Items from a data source
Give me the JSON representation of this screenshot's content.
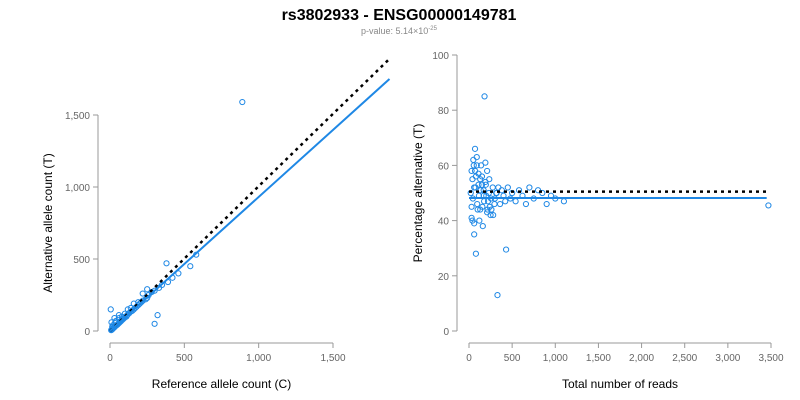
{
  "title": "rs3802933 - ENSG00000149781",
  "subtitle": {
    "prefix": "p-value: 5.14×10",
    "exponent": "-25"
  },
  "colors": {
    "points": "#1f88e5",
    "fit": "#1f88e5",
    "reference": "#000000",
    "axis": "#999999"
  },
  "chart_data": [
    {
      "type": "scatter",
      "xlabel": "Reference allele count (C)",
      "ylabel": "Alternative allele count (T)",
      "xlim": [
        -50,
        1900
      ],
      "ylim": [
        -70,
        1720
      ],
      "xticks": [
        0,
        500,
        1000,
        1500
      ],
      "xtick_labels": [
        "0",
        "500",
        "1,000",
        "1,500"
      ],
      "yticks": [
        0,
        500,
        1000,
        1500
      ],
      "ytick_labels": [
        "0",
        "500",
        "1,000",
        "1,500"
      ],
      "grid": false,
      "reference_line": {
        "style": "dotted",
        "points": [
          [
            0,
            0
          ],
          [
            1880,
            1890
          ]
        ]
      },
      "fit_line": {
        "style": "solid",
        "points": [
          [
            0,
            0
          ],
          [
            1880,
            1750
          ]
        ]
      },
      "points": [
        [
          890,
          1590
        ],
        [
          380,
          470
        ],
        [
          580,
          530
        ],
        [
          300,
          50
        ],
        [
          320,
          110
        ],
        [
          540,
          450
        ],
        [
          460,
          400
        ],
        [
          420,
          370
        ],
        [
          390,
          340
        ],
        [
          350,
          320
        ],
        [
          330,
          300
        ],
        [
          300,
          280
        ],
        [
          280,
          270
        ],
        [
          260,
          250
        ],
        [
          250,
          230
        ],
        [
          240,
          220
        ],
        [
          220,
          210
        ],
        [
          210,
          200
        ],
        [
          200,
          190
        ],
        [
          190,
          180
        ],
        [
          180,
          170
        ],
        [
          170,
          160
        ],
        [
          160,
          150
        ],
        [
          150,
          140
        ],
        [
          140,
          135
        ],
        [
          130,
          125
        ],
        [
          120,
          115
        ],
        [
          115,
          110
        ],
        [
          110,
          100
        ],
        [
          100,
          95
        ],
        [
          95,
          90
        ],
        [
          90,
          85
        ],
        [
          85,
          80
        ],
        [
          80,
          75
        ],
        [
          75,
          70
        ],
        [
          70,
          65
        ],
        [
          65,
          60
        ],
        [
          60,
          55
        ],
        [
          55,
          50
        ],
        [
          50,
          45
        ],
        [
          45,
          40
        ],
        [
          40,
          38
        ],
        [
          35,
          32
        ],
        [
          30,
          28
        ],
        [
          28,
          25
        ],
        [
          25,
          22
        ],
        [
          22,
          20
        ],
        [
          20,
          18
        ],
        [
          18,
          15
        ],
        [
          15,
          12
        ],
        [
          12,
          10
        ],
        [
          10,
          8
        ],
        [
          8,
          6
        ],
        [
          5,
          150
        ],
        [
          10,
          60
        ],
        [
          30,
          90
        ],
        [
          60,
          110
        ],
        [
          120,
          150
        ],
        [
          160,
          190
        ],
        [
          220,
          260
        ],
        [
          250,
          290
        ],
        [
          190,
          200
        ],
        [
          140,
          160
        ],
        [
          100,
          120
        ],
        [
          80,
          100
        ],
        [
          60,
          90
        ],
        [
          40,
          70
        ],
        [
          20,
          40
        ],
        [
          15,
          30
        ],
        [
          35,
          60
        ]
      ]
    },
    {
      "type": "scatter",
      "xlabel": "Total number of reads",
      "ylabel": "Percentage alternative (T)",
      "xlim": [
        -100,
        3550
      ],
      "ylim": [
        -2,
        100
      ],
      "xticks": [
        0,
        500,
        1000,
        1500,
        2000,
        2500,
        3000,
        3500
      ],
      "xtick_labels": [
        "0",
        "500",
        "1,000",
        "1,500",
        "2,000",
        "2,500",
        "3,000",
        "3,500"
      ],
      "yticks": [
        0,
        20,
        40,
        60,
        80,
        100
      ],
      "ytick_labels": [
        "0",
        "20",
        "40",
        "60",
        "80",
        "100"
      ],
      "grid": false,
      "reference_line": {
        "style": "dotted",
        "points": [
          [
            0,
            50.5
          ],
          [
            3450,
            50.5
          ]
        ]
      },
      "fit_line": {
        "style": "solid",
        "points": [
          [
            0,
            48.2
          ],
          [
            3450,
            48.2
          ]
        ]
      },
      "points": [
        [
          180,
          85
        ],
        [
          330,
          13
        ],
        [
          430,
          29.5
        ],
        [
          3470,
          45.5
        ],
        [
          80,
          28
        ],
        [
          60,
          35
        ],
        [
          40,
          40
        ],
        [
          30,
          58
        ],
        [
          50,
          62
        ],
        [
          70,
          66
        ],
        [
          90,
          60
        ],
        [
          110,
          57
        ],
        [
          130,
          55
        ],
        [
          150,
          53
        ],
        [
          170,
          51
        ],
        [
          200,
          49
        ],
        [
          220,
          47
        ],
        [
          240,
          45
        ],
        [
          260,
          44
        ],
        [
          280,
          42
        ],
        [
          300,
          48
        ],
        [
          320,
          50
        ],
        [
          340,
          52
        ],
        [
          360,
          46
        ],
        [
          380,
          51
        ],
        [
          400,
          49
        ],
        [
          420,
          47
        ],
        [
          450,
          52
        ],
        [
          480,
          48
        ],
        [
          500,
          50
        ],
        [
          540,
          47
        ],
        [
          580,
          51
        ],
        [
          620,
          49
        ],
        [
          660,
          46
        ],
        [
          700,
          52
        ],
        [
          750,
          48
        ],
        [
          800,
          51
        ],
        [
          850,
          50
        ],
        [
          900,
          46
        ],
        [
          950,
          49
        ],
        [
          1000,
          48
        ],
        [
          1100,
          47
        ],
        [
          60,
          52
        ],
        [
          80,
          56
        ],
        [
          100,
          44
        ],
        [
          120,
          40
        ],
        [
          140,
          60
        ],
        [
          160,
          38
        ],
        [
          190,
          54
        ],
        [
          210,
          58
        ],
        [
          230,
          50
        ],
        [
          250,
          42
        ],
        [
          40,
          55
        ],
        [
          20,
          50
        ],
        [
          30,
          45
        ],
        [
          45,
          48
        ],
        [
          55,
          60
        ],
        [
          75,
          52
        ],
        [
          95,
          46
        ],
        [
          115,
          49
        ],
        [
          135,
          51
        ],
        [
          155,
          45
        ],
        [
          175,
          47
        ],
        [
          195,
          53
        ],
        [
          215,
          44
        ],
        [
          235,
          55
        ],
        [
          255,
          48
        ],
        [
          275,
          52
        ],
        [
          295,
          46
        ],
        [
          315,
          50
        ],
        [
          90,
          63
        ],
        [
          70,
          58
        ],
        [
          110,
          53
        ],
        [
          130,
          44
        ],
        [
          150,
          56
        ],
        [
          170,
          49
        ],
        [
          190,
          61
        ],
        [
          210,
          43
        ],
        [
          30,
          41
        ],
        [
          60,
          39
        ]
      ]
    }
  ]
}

» **The request**: Each line that holds the word "allele" should be extracted from the records.

» **Solved exercise**:
      "xlabel": "Reference allele count (C)",
      "ylabel": "Alternative allele count (T)",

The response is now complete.